La Società Editrice Dante Alighieri pubblica il nuovo saggio di Aldo Onorati

È un avvenimento importante per gli studiosi dell’Alighieri, ma anche per chi si avvicina al Poema Sacro con l’intento di cogliere le verità attraverso il “velame de li versi strani”, il nuovo studio di Aldo Onorati.
Il libro uscì nel 2009 con l’editrice Anemone Purpurea, ed ebbe successo; ma Onorati, mai contento delle sue ricerche, ha continuato a scavare nella complessità del capolavoro dantesco, aggiungendo così la “prova del nove” alla sua teoria secondo la quale non solo Dante non era omofobo, non solo distinguerà sodomita da sodomita lodando chi di essi – pur macchiatosi d’uno stesso peccato – ha agito bene nel mondo su piani morali, ma addirittura pone i gay vicino al Paradiso Terrestre, destinati alla luce eterna una volta scontata la loro pena. E qui sta l’aggiunta centrale a questa edizione.
Il prof. Aldo Onorati  non è nuovo a simili scandagli originali e controcorrente: prova ne sia la monumentale sinossi critica (prendo dalla prefazione del prof. Paolo Peluffo) “Canto per canto: manuale dantesco per tutti”, edito dalla Società Internazionale Dante Alighieri e tutte le numerose altre sue opere sull’argomento, nonché le “Pillole” (sul sito della Dante) che commentano, in pochi minuti, versi e situazioni della “Commedia”.

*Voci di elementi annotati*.
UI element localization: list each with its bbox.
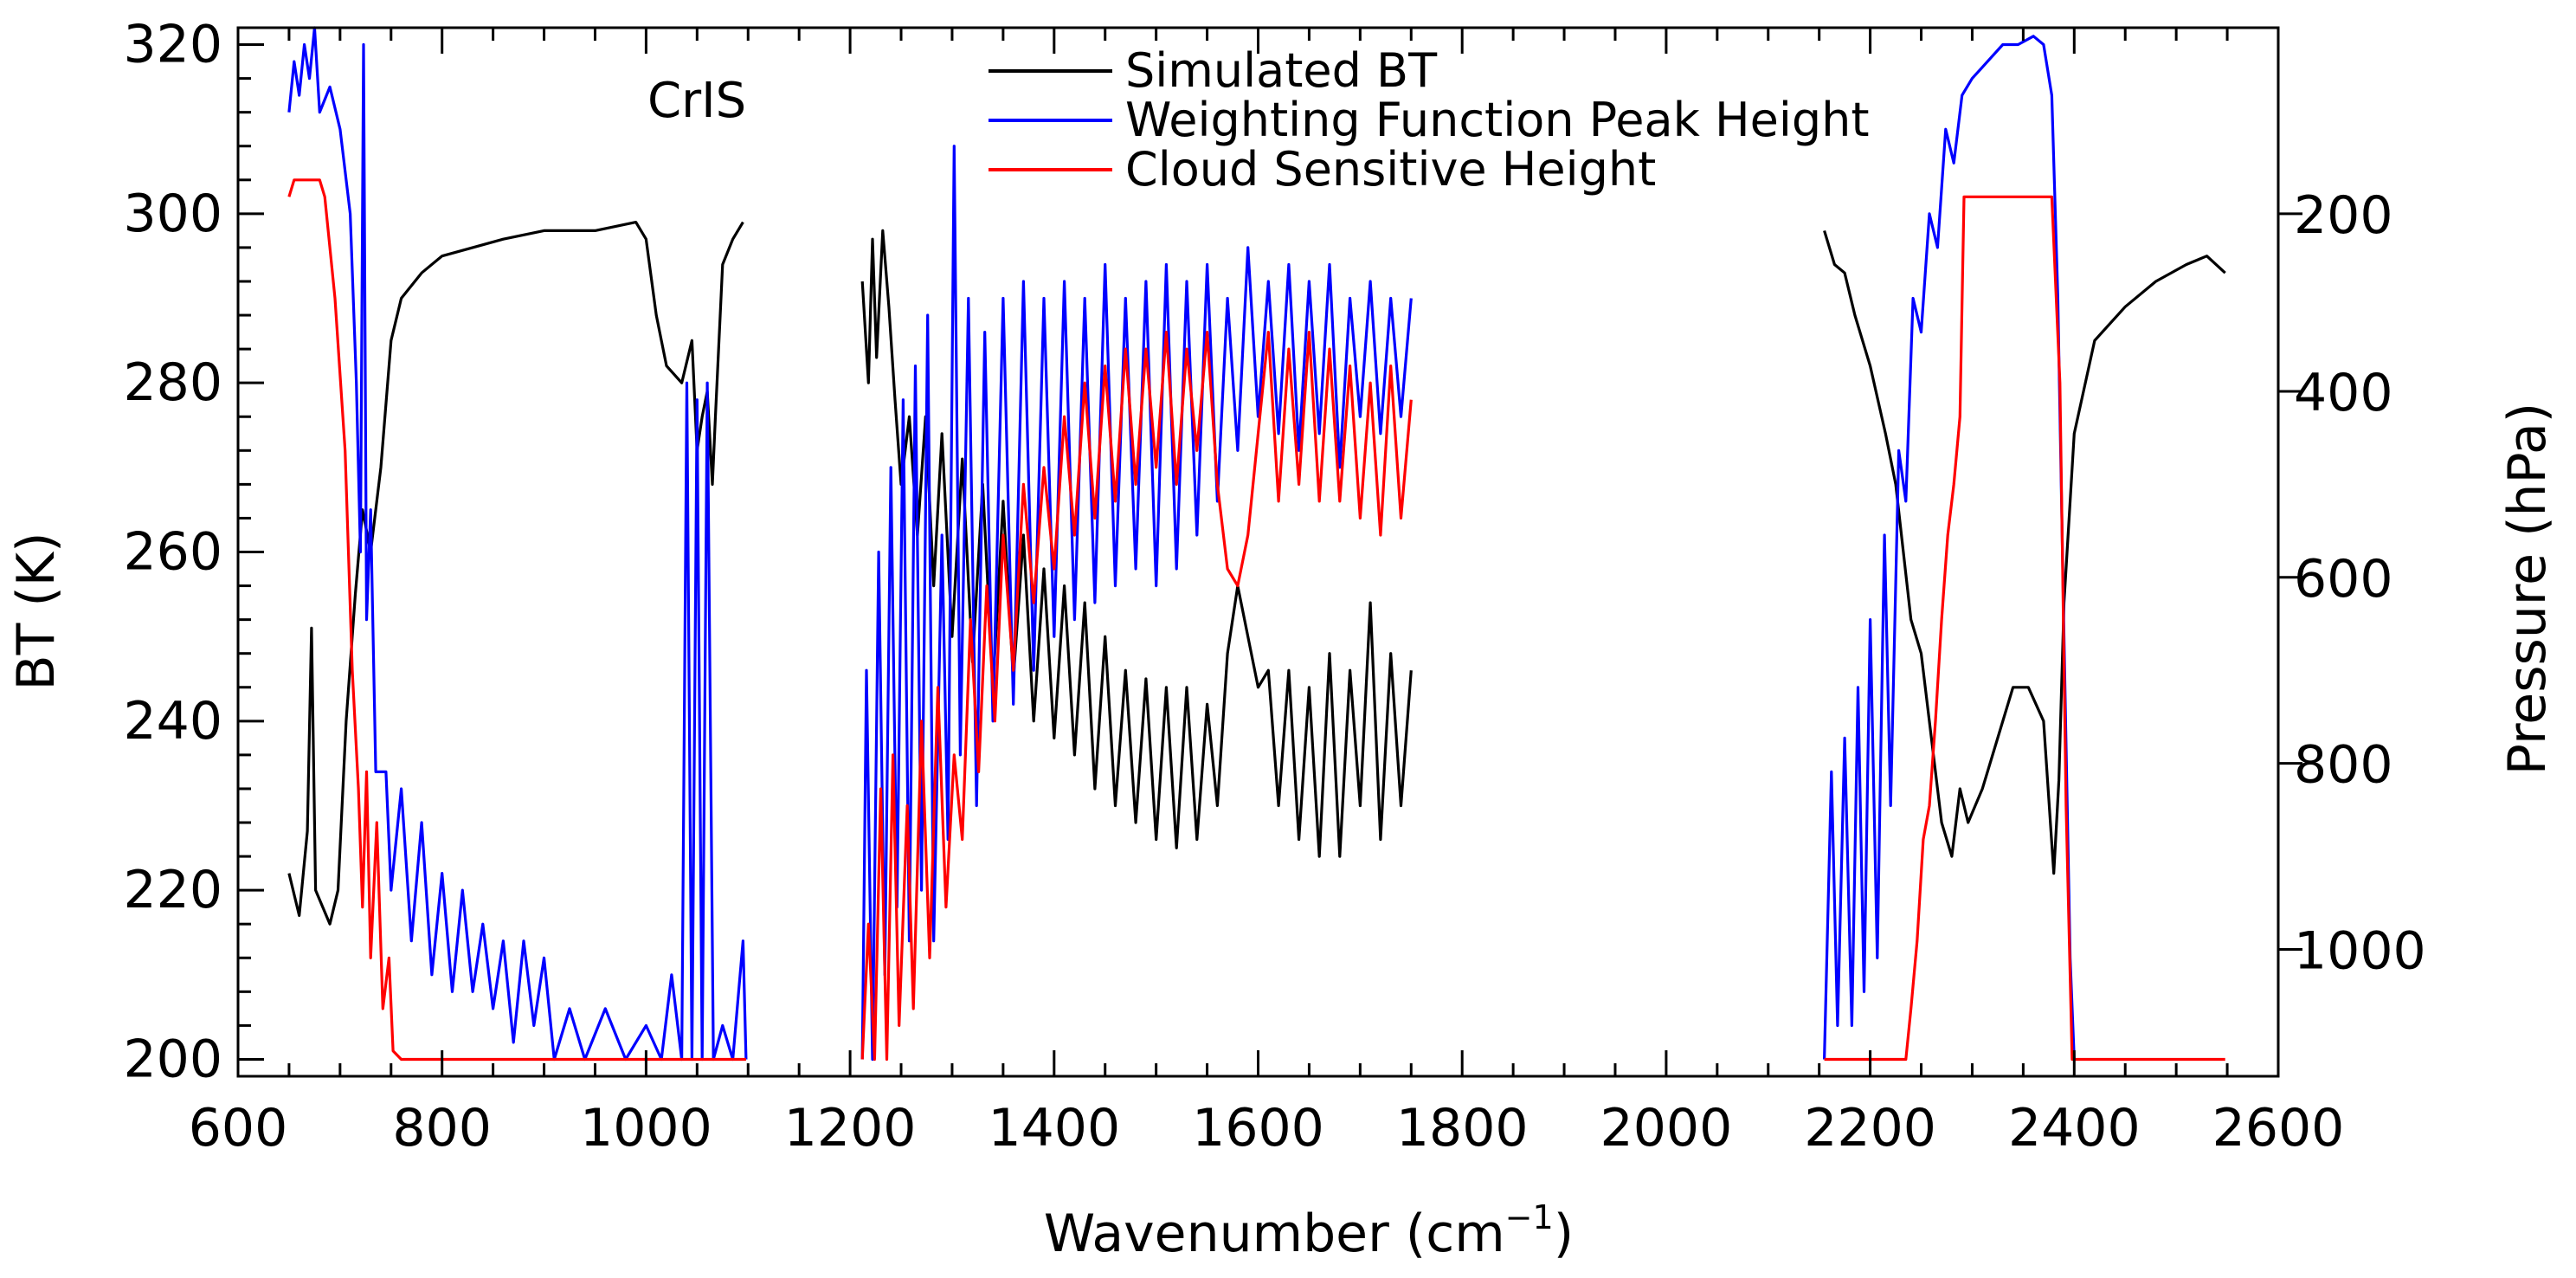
y2-tick-label-4: 1000 bbox=[2294, 921, 2426, 982]
series-2-segment-0 bbox=[287, 178, 746, 1062]
y2-tick-label-1: 400 bbox=[2294, 363, 2393, 423]
x-axis-title-sup: −1 bbox=[1505, 1198, 1554, 1236]
legend-label-1: Weighting Function Peak Height bbox=[1125, 93, 1870, 147]
x-axis-title-close: ) bbox=[1554, 1204, 1574, 1264]
y-tick-label-3: 260 bbox=[123, 522, 222, 583]
x-axis-title: Wavenumber (cm−1) bbox=[1044, 1198, 1574, 1264]
series-0-segment-1 bbox=[860, 229, 1413, 858]
annotation-cris: CrIS bbox=[647, 73, 746, 129]
y2-tick-label-3: 800 bbox=[2294, 735, 2393, 796]
y-tick-label-6: 320 bbox=[123, 15, 222, 75]
x-tick-label-9: 2400 bbox=[2008, 1098, 2141, 1159]
series-1-segment-1 bbox=[860, 145, 1413, 1062]
y-tick-label-1: 220 bbox=[123, 860, 222, 920]
y-tick-label-0: 200 bbox=[123, 1029, 222, 1089]
ticks-layer: 600 800 1000 1200 1400 1600 1800 2000 2200 2400 26… bbox=[123, 15, 2425, 1159]
y2-tick-label-0: 200 bbox=[2294, 185, 2393, 246]
x-tick-label-2: 1000 bbox=[580, 1098, 712, 1159]
legend-label-2: Cloud Sensitive Height bbox=[1125, 142, 1656, 197]
y-tick-label-5: 300 bbox=[123, 184, 222, 244]
y2-tick-label-2: 600 bbox=[2294, 549, 2393, 610]
x-tick-label-5: 1600 bbox=[1192, 1098, 1324, 1159]
x-axis-title-text: Wavenumber (cm bbox=[1044, 1204, 1505, 1264]
y-tick-label-4: 280 bbox=[123, 352, 222, 413]
series-2-segment-2 bbox=[1824, 195, 2225, 1062]
series-1-segment-2 bbox=[1823, 35, 2076, 1060]
y2-axis-title: Pressure (hPa) bbox=[2497, 403, 2558, 775]
x-tick-label-4: 1400 bbox=[988, 1098, 1120, 1159]
series-2-segment-1 bbox=[860, 331, 1413, 1062]
x-tick-label-3: 1200 bbox=[784, 1098, 917, 1159]
series-layer bbox=[287, 26, 2226, 1062]
x-tick-label-8: 2200 bbox=[1804, 1098, 1936, 1159]
y-axis-title: BT (K) bbox=[6, 532, 67, 690]
x-tick-label-7: 2000 bbox=[1600, 1098, 1733, 1159]
x-tick-label-1: 800 bbox=[392, 1098, 492, 1159]
y-tick-label-2: 240 bbox=[123, 691, 222, 752]
legend-label-0: Simulated BT bbox=[1125, 43, 1438, 98]
series-0-segment-2 bbox=[1823, 229, 2226, 875]
series-0-segment-0 bbox=[287, 221, 744, 926]
x-tick-label-0: 600 bbox=[189, 1098, 288, 1159]
x-tick-label-10: 2600 bbox=[2212, 1098, 2345, 1159]
series-1-segment-0 bbox=[287, 26, 748, 1062]
x-tick-label-6: 1800 bbox=[1396, 1098, 1529, 1159]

*OBIETTIVI*.
- a) Secondo il testo sul saggio di Aldo Onorati, con quale editrice uscì il libro nel 2009?
- b) Riscrivi i record dalla riga che contiene "y2-tick-label-4: 1000 bbox=[2294, 921, 2426, 982]" alla riga che contiene "series-0-segment-0 bbox=[287, 221, 744, 926]", entrambe comprese, sostituendo "legend-label" con "legend-entry" e lasciando invariato tutto il resto.
Il testo e i record provengono da fonti diverse.

*RISPOSTE*.
- a) Con l'editrice Anemone Purpurea.

- b)
y2-tick-label-4: 1000 bbox=[2294, 921, 2426, 982]
series-2-segment-0 bbox=[287, 178, 746, 1062]
y2-tick-label-1: 400 bbox=[2294, 363, 2393, 423]
x-axis-title-sup: −1 bbox=[1505, 1198, 1554, 1236]
legend-entry-1: Weighting Function Peak Height bbox=[1125, 93, 1870, 147]
x-axis-title-close: ) bbox=[1554, 1204, 1574, 1264]
y-tick-label-3: 260 bbox=[123, 522, 222, 583]
x-axis-title: Wavenumber (cm−1) bbox=[1044, 1198, 1574, 1264]
series-0-segment-1 bbox=[860, 229, 1413, 858]
annotation-cris: CrIS bbox=[647, 73, 746, 129]
y2-tick-label-3: 800 bbox=[2294, 735, 2393, 796]
y-tick-label-6: 320 bbox=[123, 15, 222, 75]
x-tick-label-9: 2400 bbox=[2008, 1098, 2141, 1159]
series-1-segment-1 bbox=[860, 145, 1413, 1062]
y-tick-label-1: 220 bbox=[123, 860, 222, 920]
y-tick-label-0: 200 bbox=[123, 1029, 222, 1089]
ticks-layer: 600 800 1000 1200 1400 1600 1800 2000 2200 2400 26… bbox=[123, 15, 2425, 1159]
y2-tick-label-0: 200 bbox=[2294, 185, 2393, 246]
x-tick-label-2: 1000 bbox=[580, 1098, 712, 1159]
legend-entry-2: Cloud Sensitive Height bbox=[1125, 142, 1656, 197]
y-tick-label-5: 300 bbox=[123, 184, 222, 244]
y2-tick-label-2: 600 bbox=[2294, 549, 2393, 610]
x-tick-label-5: 1600 bbox=[1192, 1098, 1324, 1159]
x-axis-title-text: Wavenumber (cm bbox=[1044, 1204, 1505, 1264]
y-tick-label-4: 280 bbox=[123, 352, 222, 413]
series-2-segment-2 bbox=[1824, 195, 2225, 1062]
series-1-segment-2 bbox=[1823, 35, 2076, 1060]
y2-axis-title: Pressure (hPa) bbox=[2497, 403, 2558, 775]
x-tick-label-4: 1400 bbox=[988, 1098, 1120, 1159]
series-2-segment-1 bbox=[860, 331, 1413, 1062]
x-tick-label-3: 1200 bbox=[784, 1098, 917, 1159]
series-layer bbox=[287, 26, 2226, 1062]
x-tick-label-8: 2200 bbox=[1804, 1098, 1936, 1159]
y-axis-title: BT (K) bbox=[6, 532, 67, 690]
x-tick-label-7: 2000 bbox=[1600, 1098, 1733, 1159]
x-tick-label-1: 800 bbox=[392, 1098, 492, 1159]
y-tick-label-2: 240 bbox=[123, 691, 222, 752]
legend-entry-0: Simulated BT bbox=[1125, 43, 1438, 98]
series-0-segment-2 bbox=[1823, 229, 2226, 875]
series-0-segment-0 bbox=[287, 221, 744, 926]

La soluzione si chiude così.